- _WHAT IS REQUIRED_: Using the data below, repeat all of it precisely.

- _LISTED ENTRIES_:
-- BEGIN --
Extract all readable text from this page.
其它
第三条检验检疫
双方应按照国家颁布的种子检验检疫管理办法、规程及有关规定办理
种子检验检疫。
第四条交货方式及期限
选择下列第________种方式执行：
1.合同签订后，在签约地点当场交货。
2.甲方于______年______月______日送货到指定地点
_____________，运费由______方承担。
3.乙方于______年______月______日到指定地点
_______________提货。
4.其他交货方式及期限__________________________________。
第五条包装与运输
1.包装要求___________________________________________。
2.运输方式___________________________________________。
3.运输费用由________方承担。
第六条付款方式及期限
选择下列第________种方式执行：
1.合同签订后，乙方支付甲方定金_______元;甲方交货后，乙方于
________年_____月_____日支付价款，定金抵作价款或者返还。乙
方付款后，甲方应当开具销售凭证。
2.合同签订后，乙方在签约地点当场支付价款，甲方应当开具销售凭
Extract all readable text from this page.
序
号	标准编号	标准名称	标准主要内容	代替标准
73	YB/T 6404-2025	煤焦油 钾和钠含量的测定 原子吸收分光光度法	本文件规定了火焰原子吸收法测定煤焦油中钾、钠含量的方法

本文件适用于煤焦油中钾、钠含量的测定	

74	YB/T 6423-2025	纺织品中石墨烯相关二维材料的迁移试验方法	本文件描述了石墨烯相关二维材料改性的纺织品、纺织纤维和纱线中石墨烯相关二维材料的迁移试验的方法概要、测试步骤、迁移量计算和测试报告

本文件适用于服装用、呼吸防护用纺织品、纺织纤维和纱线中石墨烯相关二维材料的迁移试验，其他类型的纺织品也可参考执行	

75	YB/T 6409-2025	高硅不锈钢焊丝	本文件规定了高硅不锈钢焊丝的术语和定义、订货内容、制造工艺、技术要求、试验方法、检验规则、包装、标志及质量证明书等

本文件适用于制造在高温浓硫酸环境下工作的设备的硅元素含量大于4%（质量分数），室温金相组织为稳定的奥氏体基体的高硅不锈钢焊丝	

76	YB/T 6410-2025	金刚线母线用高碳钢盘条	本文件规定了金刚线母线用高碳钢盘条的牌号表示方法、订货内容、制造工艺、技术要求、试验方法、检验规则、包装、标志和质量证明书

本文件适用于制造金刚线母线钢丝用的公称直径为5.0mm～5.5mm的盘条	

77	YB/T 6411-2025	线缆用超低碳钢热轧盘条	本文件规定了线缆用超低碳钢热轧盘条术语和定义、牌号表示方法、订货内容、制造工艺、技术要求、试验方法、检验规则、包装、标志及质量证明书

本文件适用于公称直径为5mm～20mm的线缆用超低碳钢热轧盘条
-- END --
- _TASK RESPONSE_:
Extract all readable text from this page.
其它
第三条检验检疫
双方应按照国家颁布的种子检验检疫管理办法、规程及有关规定办理
种子检验检疫。
第四条交货方式及期限
选择下列第________种方式执行：
1.合同签订后，在签约地点当场交货。
2.甲方于______年______月______日送货到指定地点
_____________，运费由______方承担。
3.乙方于______年______月______日到指定地点
_______________提货。
4.其他交货方式及期限__________________________________。
第五条包装与运输
1.包装要求___________________________________________。
2.运输方式___________________________________________。
3.运输费用由________方承担。
第六条付款方式及期限
选择下列第________种方式执行：
1.合同签订后，乙方支付甲方定金_______元;甲方交货后，乙方于
________年_____月_____日支付价款，定金抵作价款或者返还。乙
方付款后，甲方应当开具销售凭证。
2.合同签订后，乙方在签约地点当场支付价款，甲方应当开具销售凭
Extract all readable text from this page.
序
号	标准编号	标准名称	标准主要内容	代替标准
73	YB/T 6404-2025	煤焦油 钾和钠含量的测定 原子吸收分光光度法	本文件规定了火焰原子吸收法测定煤焦油中钾、钠含量的方法

本文件适用于煤焦油中钾、钠含量的测定	

74	YB/T 6423-2025	纺织品中石墨烯相关二维材料的迁移试验方法	本文件描述了石墨烯相关二维材料改性的纺织品、纺织纤维和纱线中石墨烯相关二维材料的迁移试验的方法概要、测试步骤、迁移量计算和测试报告

本文件适用于服装用、呼吸防护用纺织品、纺织纤维和纱线中石墨烯相关二维材料的迁移试验，其他类型的纺织品也可参考执行	

75	YB/T 6409-2025	高硅不锈钢焊丝	本文件规定了高硅不锈钢焊丝的术语和定义、订货内容、制造工艺、技术要求、试验方法、检验规则、包装、标志及质量证明书等

本文件适用于制造在高温浓硫酸环境下工作的设备的硅元素含量大于4%（质量分数），室温金相组织为稳定的奥氏体基体的高硅不锈钢焊丝	

76	YB/T 6410-2025	金刚线母线用高碳钢盘条	本文件规定了金刚线母线用高碳钢盘条的牌号表示方法、订货内容、制造工艺、技术要求、试验方法、检验规则、包装、标志和质量证明书

本文件适用于制造金刚线母线钢丝用的公称直径为5.0mm～5.5mm的盘条	

77	YB/T 6411-2025	线缆用超低碳钢热轧盘条	本文件规定了线缆用超低碳钢热轧盘条术语和定义、牌号表示方法、订货内容、制造工艺、技术要求、试验方法、检验规则、包装、标志及质量证明书

本文件适用于公称直径为5mm～20mm的线缆用超低碳钢热轧盘条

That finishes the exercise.